=== YOUR INSTRUCTIONS ===
Select and copy out every line in the records containing "marge".

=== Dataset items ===
>> begin

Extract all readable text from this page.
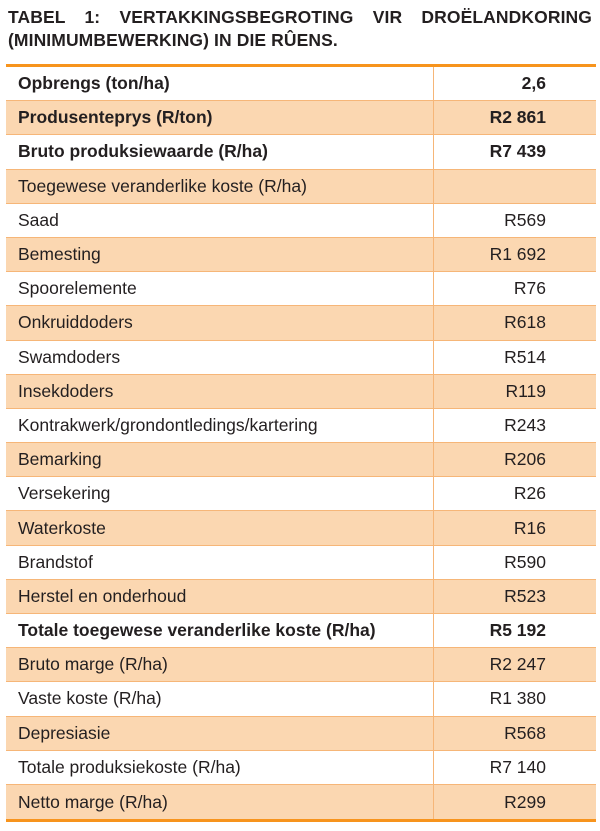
TABEL 1: VERTAKKINGSBEGROTING VIR DROËLANDKORING (MINIMUMBEWERKING) IN DIE RÛENS.
Opbrengs (ton/ha)	2,6
Produsenteprys (R/ton)	R2 861
Bruto produksiewaarde (R/ha)	R7 439
Toegewese veranderlike koste (R/ha)
Saad	R569
Bemesting	R1 692
Spoorelemente	R76
Onkruiddoders	R618
Swamdoders	R514
Insekdoders	R119
Kontrakwerk/grondontledings/kartering	R243
Bemarking	R206
Versekering	R26
Waterkoste	R16
Brandstof	R590
Herstel en onderhoud	R523
Totale toegewese veranderlike koste (R/ha)	R5 192
Bruto marge (R/ha)	R2 247
Vaste koste (R/ha)	R1 380
Depresiasie	R568
Totale produksiekoste (R/ha)	R7 140
Netto marge (R/ha)	R299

>> end

=== TASK SOLUTION ===
Bruto marge (R/ha)	R2 247
Netto marge (R/ha)	R299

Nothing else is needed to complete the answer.